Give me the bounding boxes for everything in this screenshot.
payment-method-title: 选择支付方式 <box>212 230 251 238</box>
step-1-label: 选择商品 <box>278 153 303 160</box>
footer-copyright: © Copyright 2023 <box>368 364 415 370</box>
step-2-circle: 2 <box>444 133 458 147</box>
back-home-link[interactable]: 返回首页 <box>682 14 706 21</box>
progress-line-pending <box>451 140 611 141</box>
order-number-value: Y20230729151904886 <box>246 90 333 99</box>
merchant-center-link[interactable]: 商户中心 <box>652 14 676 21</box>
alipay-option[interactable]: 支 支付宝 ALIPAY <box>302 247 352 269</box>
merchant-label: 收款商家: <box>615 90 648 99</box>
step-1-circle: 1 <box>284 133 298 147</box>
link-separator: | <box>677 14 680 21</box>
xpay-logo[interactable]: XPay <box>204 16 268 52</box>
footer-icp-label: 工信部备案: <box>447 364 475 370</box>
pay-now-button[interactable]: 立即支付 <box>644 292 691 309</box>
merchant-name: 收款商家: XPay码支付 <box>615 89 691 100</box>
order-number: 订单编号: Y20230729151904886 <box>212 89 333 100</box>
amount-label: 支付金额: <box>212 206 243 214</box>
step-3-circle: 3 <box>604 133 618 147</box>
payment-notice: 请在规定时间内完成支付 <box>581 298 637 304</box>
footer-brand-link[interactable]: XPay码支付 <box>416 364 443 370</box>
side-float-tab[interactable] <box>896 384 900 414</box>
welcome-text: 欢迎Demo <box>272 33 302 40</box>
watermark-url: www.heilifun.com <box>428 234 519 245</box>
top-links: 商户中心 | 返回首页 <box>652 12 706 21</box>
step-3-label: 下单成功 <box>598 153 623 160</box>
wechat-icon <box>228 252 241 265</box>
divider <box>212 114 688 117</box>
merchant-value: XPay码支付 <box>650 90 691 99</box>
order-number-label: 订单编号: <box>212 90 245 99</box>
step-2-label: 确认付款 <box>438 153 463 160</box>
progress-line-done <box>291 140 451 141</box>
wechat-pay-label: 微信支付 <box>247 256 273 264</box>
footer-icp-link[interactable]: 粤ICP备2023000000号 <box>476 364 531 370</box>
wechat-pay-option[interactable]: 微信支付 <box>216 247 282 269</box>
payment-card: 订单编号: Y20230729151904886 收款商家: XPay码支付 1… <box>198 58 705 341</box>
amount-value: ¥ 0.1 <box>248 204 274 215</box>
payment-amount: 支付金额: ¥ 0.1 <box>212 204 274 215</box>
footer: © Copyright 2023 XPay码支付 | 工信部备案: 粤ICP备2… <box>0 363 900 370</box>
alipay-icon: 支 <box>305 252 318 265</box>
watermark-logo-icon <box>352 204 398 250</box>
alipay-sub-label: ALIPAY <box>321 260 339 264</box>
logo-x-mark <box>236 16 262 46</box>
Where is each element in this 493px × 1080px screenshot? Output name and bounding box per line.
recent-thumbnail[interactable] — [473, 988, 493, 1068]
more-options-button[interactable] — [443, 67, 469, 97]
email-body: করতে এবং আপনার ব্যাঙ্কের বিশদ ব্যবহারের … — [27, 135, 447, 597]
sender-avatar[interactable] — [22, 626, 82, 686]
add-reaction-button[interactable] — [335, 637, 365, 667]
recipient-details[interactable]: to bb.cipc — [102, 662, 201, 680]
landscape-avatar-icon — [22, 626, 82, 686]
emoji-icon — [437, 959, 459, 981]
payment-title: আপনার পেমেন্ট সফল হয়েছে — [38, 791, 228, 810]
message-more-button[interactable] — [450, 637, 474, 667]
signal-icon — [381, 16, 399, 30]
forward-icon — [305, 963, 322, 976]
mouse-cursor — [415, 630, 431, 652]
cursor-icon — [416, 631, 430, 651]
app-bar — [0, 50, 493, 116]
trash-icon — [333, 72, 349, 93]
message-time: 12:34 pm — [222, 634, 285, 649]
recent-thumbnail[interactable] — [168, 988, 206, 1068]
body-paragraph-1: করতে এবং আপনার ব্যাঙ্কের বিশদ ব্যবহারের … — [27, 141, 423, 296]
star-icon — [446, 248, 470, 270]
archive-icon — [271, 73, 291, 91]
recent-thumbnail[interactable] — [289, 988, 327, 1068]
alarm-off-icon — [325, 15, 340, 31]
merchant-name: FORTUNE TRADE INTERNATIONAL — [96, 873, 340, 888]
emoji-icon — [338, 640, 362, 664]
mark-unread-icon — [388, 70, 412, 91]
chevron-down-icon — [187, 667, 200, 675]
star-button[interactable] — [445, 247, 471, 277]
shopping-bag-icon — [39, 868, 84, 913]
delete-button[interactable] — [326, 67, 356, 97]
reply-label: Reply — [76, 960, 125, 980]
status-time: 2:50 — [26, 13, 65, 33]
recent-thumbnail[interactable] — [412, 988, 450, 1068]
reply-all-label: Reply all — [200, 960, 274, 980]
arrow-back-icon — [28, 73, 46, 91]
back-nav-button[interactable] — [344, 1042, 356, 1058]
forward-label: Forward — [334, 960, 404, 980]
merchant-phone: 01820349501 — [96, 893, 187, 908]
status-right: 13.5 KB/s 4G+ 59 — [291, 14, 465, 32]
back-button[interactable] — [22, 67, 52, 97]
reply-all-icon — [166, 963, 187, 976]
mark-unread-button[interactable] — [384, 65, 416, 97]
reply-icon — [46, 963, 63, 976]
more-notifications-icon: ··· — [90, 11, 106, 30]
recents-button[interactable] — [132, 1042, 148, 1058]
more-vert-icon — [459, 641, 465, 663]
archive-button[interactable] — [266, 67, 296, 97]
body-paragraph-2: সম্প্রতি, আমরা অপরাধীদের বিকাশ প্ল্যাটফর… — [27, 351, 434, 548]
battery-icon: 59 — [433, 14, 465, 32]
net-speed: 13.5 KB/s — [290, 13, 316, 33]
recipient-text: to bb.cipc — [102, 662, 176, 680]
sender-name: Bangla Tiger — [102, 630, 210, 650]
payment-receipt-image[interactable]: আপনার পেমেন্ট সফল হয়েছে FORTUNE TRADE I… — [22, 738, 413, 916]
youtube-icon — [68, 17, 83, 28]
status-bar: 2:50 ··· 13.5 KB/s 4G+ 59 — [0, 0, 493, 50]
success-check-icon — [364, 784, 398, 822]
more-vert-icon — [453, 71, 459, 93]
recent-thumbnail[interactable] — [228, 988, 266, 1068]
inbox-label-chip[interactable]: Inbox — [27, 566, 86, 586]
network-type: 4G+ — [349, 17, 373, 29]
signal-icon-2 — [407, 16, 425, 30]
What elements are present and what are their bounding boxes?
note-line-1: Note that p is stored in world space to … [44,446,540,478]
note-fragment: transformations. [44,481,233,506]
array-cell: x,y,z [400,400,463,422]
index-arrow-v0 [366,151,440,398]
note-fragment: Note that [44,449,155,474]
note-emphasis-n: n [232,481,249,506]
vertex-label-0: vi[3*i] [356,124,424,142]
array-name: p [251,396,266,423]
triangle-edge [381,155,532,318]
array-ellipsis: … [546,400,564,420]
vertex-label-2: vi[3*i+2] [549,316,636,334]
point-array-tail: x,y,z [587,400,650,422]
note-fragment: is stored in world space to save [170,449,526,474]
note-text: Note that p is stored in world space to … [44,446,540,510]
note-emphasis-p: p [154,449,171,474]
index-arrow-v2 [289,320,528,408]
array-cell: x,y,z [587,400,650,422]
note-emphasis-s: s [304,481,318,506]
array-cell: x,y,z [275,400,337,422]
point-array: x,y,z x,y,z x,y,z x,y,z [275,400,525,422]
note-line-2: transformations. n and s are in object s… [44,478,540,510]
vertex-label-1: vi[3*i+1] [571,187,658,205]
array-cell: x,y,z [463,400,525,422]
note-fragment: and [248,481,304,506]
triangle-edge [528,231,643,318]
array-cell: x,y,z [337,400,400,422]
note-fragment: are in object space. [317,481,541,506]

> _Exercise requirements_: Change "interactable" to "clickable" in the rows from the start of the rows through the line with "payment-notice: 请在规定时间内完成支付 <box>581", and write those lines out again with everything else left as it is.

> _Written solution_:
Give me the bounding boxes for everything in this screenshot.
payment-method-title: 选择支付方式 <box>212 230 251 238</box>
step-1-label: 选择商品 <box>278 153 303 160</box>
footer-copyright: © Copyright 2023 <box>368 364 415 370</box>
step-2-circle: 2 <box>444 133 458 147</box>
back-home-link[clickable]: 返回首页 <box>682 14 706 21</box>
progress-line-pending <box>451 140 611 141</box>
order-number-value: Y20230729151904886 <box>246 90 333 99</box>
merchant-center-link[clickable]: 商户中心 <box>652 14 676 21</box>
alipay-option[clickable]: 支 支付宝 ALIPAY <box>302 247 352 269</box>
merchant-label: 收款商家: <box>615 90 648 99</box>
step-1-circle: 1 <box>284 133 298 147</box>
link-separator: | <box>677 14 680 21</box>
xpay-logo[clickable]: XPay <box>204 16 268 52</box>
footer-icp-label: 工信部备案: <box>447 364 475 370</box>
pay-now-button[clickable]: 立即支付 <box>644 292 691 309</box>
merchant-name: 收款商家: XPay码支付 <box>615 89 691 100</box>
order-number: 订单编号: Y20230729151904886 <box>212 89 333 100</box>
amount-label: 支付金额: <box>212 206 243 214</box>
step-3-circle: 3 <box>604 133 618 147</box>
payment-notice: 请在规定时间内完成支付 <box>581 298 637 304</box>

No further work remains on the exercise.